Instruction: Copy whichever lines contain the string "frac".

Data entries
* * *
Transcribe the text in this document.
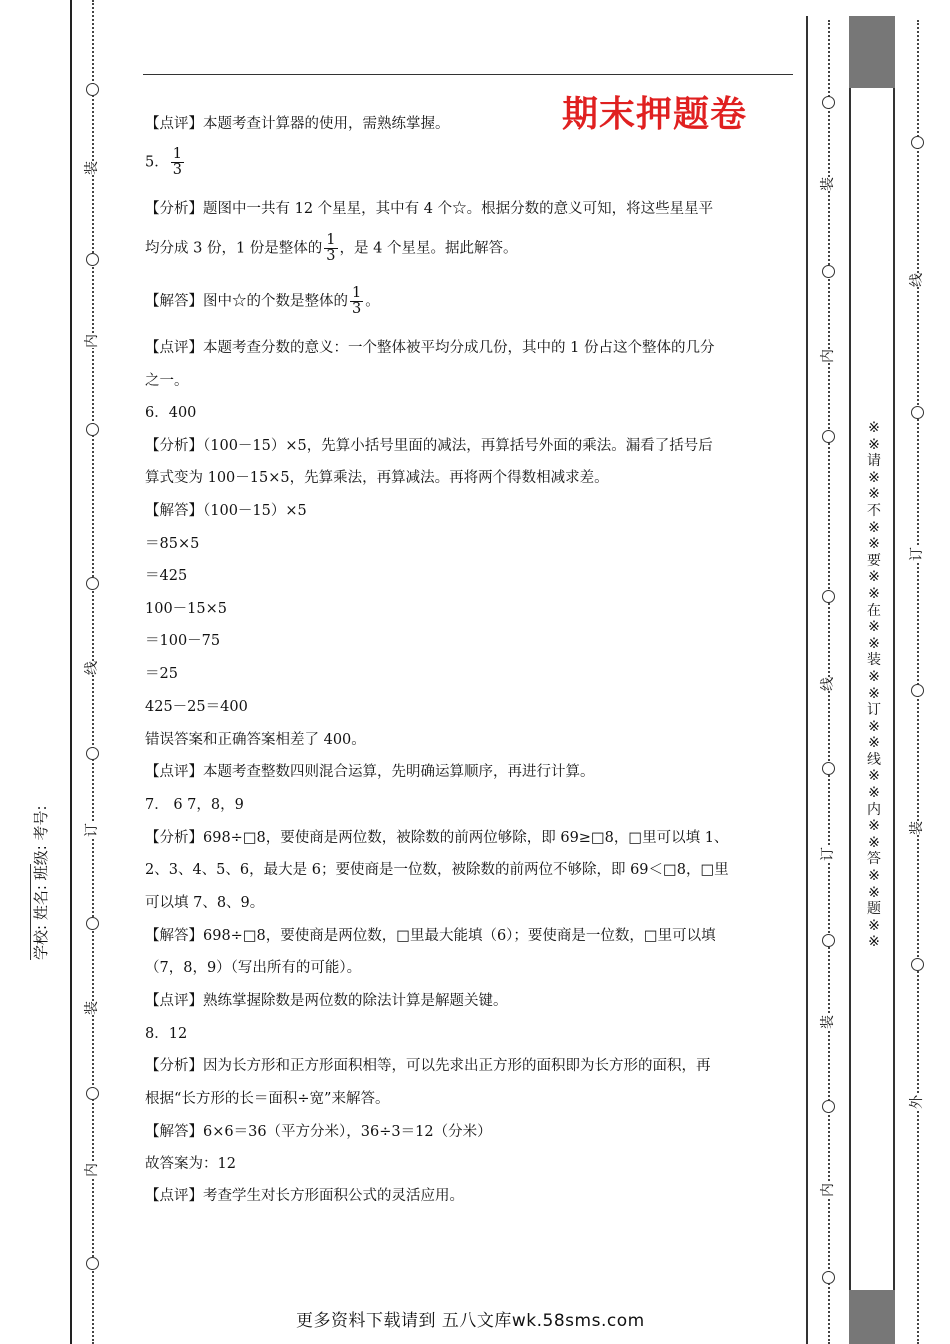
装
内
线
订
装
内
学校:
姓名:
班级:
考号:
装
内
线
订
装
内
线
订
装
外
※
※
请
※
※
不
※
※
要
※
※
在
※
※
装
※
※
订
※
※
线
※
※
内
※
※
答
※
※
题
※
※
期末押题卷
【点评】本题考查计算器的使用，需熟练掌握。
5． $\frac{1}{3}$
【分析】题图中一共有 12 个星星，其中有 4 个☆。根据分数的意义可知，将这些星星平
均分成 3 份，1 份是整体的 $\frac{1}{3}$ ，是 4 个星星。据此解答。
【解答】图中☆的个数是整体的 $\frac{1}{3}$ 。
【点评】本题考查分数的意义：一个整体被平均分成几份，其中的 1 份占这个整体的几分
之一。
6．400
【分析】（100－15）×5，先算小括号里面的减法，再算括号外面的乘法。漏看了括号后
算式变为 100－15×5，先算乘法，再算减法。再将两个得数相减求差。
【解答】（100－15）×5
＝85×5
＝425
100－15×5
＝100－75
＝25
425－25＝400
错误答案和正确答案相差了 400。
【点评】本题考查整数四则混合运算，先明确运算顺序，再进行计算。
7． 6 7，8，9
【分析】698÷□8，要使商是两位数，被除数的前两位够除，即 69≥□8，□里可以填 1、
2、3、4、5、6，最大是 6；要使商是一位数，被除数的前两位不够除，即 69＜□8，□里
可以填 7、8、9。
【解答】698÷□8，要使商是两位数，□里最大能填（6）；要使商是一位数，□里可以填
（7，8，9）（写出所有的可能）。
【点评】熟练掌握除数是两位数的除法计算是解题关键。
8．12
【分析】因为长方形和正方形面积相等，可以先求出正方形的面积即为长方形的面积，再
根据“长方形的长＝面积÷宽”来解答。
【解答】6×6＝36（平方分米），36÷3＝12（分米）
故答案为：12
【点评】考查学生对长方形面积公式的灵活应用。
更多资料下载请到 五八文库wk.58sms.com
* * *
Reply:
5． $\frac{1}{3}$
均分成 3 份，1 份是整体的 $\frac{1}{3}$ ，是 4 个星星。据此解答。
【解答】图中☆的个数是整体的 $\frac{1}{3}$ 。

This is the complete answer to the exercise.